From the listing below, extract each line containing the string "ylabel".

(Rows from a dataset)
########################################

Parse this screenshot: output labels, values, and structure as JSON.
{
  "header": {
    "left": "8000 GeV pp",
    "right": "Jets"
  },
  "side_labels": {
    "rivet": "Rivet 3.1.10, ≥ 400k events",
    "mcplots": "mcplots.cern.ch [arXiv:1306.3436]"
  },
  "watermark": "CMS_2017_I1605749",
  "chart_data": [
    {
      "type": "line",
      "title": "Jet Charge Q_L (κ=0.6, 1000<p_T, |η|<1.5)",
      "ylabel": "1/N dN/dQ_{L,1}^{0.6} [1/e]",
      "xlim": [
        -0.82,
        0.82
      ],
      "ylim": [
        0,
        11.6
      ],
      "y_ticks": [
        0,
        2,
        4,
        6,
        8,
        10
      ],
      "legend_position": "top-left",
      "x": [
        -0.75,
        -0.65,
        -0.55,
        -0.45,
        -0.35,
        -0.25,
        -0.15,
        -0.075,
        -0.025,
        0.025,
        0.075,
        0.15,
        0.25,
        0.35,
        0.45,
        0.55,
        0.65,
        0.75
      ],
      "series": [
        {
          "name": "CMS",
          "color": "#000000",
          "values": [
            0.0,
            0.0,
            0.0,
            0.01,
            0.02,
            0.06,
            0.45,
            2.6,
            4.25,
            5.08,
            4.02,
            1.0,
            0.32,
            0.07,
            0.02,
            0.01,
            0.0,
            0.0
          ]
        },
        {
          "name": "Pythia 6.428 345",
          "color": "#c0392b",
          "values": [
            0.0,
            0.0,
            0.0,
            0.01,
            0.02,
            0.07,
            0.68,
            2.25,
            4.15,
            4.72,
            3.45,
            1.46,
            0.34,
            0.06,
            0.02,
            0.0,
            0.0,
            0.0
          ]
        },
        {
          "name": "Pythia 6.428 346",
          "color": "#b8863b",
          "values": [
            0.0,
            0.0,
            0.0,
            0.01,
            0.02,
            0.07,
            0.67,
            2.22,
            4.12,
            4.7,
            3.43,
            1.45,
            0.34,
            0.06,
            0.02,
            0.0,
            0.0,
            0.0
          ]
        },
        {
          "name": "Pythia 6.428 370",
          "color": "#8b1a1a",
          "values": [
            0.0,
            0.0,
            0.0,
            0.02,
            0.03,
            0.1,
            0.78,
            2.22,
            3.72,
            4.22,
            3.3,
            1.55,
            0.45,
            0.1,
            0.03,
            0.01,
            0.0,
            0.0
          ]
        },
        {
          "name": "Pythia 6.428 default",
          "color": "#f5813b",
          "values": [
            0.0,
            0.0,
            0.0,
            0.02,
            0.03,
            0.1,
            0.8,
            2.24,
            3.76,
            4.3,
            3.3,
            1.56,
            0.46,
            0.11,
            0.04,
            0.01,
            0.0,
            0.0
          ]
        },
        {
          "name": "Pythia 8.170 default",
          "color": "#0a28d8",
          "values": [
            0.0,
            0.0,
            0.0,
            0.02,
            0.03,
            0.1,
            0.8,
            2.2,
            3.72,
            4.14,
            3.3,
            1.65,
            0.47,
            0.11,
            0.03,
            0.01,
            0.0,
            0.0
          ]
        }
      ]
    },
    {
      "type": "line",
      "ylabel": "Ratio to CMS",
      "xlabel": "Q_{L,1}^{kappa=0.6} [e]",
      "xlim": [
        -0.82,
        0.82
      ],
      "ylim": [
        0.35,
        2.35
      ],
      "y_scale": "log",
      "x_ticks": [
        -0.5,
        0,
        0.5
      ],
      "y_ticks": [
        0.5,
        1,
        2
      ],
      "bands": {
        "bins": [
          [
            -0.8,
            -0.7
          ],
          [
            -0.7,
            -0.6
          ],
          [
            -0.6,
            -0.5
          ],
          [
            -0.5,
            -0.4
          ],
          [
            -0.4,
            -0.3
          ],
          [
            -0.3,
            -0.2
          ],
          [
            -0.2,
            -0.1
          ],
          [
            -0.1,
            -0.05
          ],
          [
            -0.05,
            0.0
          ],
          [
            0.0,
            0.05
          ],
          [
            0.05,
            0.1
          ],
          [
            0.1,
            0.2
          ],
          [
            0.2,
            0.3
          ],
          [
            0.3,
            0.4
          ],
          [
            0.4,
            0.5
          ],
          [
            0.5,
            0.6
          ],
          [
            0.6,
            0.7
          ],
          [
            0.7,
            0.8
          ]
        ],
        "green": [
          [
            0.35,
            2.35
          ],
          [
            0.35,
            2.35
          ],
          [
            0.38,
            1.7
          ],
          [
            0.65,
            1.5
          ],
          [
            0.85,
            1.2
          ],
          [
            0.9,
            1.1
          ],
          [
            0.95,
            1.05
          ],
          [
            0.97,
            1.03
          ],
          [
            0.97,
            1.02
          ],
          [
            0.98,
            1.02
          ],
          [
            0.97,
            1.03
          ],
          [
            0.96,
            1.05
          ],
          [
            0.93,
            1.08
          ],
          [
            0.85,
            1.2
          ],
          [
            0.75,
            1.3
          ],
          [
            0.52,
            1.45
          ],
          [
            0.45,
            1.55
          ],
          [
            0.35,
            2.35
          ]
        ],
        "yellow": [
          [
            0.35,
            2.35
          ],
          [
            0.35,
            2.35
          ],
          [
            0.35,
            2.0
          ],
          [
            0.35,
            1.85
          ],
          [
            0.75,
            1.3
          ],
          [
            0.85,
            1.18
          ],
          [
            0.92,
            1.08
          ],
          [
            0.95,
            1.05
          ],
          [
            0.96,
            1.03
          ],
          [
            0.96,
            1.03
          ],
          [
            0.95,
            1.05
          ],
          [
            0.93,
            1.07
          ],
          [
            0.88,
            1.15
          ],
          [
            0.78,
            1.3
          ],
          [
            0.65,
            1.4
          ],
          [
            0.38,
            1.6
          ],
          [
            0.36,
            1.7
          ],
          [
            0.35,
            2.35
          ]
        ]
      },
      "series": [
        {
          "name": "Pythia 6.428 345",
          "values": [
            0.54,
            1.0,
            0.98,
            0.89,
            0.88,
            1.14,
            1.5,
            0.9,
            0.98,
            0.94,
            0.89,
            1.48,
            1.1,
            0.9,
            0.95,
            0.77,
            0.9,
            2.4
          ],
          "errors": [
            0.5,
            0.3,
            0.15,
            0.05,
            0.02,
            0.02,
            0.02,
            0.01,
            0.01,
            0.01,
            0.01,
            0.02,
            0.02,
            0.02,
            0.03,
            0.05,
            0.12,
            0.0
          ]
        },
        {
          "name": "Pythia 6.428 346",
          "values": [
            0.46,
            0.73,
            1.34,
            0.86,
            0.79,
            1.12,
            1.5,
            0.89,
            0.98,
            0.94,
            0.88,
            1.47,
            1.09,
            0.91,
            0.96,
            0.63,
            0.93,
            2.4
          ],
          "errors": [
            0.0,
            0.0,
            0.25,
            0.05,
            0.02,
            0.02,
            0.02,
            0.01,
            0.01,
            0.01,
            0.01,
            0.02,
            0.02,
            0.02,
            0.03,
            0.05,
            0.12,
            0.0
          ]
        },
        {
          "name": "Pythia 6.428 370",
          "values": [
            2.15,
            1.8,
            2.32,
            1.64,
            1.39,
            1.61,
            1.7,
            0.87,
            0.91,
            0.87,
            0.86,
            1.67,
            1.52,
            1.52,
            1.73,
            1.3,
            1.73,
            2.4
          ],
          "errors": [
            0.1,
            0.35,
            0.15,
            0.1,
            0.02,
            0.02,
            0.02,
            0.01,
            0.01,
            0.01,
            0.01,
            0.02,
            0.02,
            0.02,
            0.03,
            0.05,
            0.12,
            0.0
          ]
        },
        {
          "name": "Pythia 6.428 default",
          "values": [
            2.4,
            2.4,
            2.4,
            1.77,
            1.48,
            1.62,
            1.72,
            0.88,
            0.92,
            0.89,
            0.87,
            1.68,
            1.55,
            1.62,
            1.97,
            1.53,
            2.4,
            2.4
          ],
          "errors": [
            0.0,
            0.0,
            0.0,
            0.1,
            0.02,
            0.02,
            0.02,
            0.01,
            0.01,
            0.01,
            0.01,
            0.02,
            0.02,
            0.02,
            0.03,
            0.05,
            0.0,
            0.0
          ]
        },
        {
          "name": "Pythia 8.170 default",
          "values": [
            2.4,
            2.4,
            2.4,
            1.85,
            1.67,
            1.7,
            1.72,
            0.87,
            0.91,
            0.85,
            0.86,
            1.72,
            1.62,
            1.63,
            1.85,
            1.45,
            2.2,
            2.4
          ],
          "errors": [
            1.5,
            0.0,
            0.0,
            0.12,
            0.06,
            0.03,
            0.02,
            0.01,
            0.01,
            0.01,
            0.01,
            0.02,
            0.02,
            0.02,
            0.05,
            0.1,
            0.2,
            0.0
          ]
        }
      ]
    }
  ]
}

########################################

Exercise result -
      "ylabel": "1/N dN/dQ_{L,1}^{0.6} [1/e]",
      "ylabel": "Ratio to CMS",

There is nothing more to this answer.